#### PROVIDED DATA

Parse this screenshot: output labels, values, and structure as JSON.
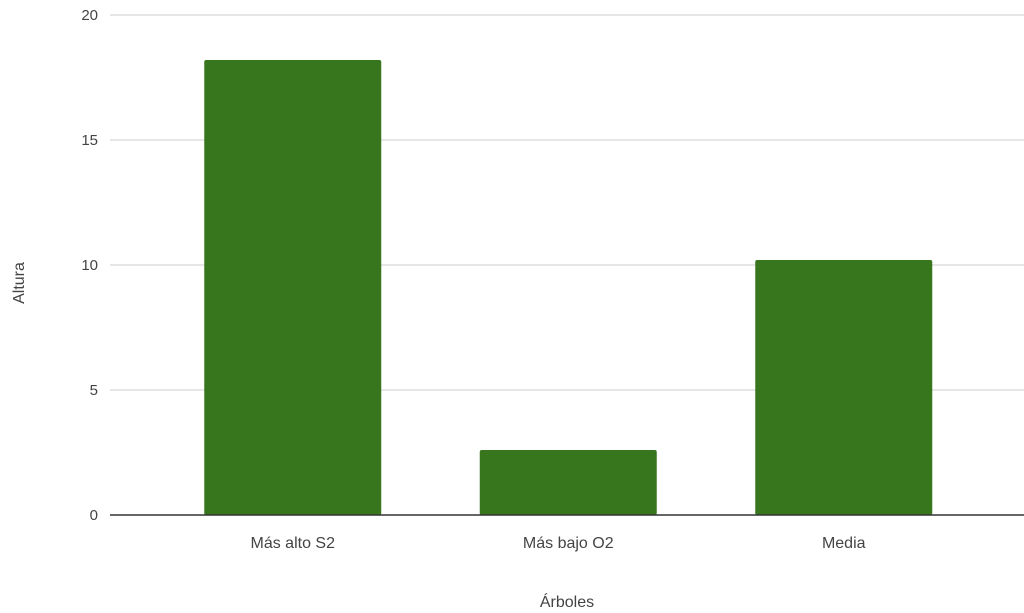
{
  "chart_data": {
    "type": "bar",
    "categories": [
      "Más alto S2",
      "Más bajo O2",
      "Media"
    ],
    "values": [
      18.2,
      2.6,
      10.2
    ],
    "title": "",
    "xlabel": "Árboles",
    "ylabel": "Altura",
    "ylim": [
      0,
      20
    ],
    "yticks": [
      "0",
      "5",
      "10",
      "15",
      "20"
    ],
    "grid": true,
    "legend": "none",
    "colors": {
      "bar": "#38761d",
      "grid": "#cccccc",
      "axis": "#333333"
    }
  }
}
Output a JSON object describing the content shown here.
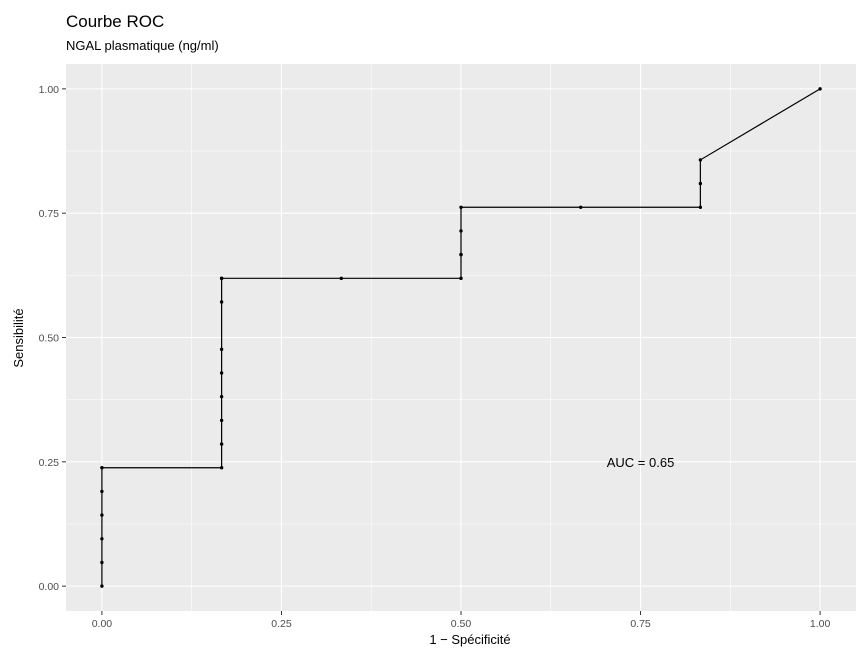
{
  "chart_data": {
    "type": "line",
    "title": "Courbe ROC",
    "subtitle": "NGAL plasmatique (ng/ml)",
    "xlabel": "1 − Spécificité",
    "ylabel": "Sensibilité",
    "xlim": [
      -0.05,
      1.05
    ],
    "ylim": [
      -0.05,
      1.05
    ],
    "x_ticks": [
      0,
      0.25,
      0.5,
      0.75,
      1
    ],
    "x_tick_labels": [
      "0.00",
      "0.25",
      "0.50",
      "0.75",
      "1.00"
    ],
    "y_ticks": [
      0,
      0.25,
      0.5,
      0.75,
      1
    ],
    "y_tick_labels": [
      "0.00",
      "0.25",
      "0.50",
      "0.75",
      "1.00"
    ],
    "grid": true,
    "panel_background": "#ebebeb",
    "grid_color": "#ffffff",
    "line_color": "#000000",
    "annotation": {
      "text": "AUC = 0.65",
      "x": 0.75,
      "y": 0.25
    },
    "series": [
      {
        "x": [
          0,
          0,
          0,
          0,
          0,
          0,
          0.1667,
          0.1667,
          0.1667,
          0.1667,
          0.1667,
          0.1667,
          0.1667,
          0.1667,
          0.1667,
          0.3333,
          0.5,
          0.5,
          0.5,
          0.5,
          0.5,
          0.6667,
          0.8333,
          0.8333,
          0.8333,
          1.0
        ],
        "y": [
          0,
          0.0476,
          0.0952,
          0.1429,
          0.1905,
          0.2381,
          0.2381,
          0.2857,
          0.3333,
          0.381,
          0.4286,
          0.4762,
          0.5714,
          0.619,
          0.619,
          0.619,
          0.619,
          0.6667,
          0.6667,
          0.7143,
          0.7619,
          0.7619,
          0.7619,
          0.8095,
          0.8571,
          1.0
        ]
      }
    ]
  }
}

########

- [PROBLEM REQUIREMENTS]: Transcribe the listing in full and omit the pictures.

- [ANSWER]:
Parse this screenshot: output labels, values, and structure as JSON.
{
  "chart_data": {
    "type": "bar",
    "categories": [
      "Más alto S2",
      "Más bajo O2",
      "Media"
    ],
    "values": [
      18.2,
      2.6,
      10.2
    ],
    "title": "",
    "xlabel": "Árboles",
    "ylabel": "Altura",
    "ylim": [
      0,
      20
    ],
    "yticks": [
      "0",
      "5",
      "10",
      "15",
      "20"
    ],
    "grid": true,
    "legend": "none",
    "colors": {
      "bar": "#38761d",
      "grid": "#cccccc",
      "axis": "#333333"
    }
  }
}
Output a JSON object describing the content shown here.
{
  "chart_data": {
    "type": "line",
    "title": "Courbe ROC",
    "subtitle": "NGAL plasmatique (ng/ml)",
    "xlabel": "1 − Spécificité",
    "ylabel": "Sensibilité",
    "xlim": [
      -0.05,
      1.05
    ],
    "ylim": [
      -0.05,
      1.05
    ],
    "x_ticks": [
      0,
      0.25,
      0.5,
      0.75,
      1
    ],
    "x_tick_labels": [
      "0.00",
      "0.25",
      "0.50",
      "0.75",
      "1.00"
    ],
    "y_ticks": [
      0,
      0.25,
      0.5,
      0.75,
      1
    ],
    "y_tick_labels": [
      "0.00",
      "0.25",
      "0.50",
      "0.75",
      "1.00"
    ],
    "grid": true,
    "panel_background": "#ebebeb",
    "grid_color": "#ffffff",
    "line_color": "#000000",
    "annotation": {
      "text": "AUC = 0.65",
      "x": 0.75,
      "y": 0.25
    },
    "series": [
      {
        "x": [
          0,
          0,
          0,
          0,
          0,
          0,
          0.1667,
          0.1667,
          0.1667,
          0.1667,
          0.1667,
          0.1667,
          0.1667,
          0.1667,
          0.1667,
          0.3333,
          0.5,
          0.5,
          0.5,
          0.5,
          0.5,
          0.6667,
          0.8333,
          0.8333,
          0.8333,
          1.0
        ],
        "y": [
          0,
          0.0476,
          0.0952,
          0.1429,
          0.1905,
          0.2381,
          0.2381,
          0.2857,
          0.3333,
          0.381,
          0.4286,
          0.4762,
          0.5714,
          0.619,
          0.619,
          0.619,
          0.619,
          0.6667,
          0.6667,
          0.7143,
          0.7619,
          0.7619,
          0.7619,
          0.8095,
          0.8571,
          1.0
        ]
      }
    ]
  }
}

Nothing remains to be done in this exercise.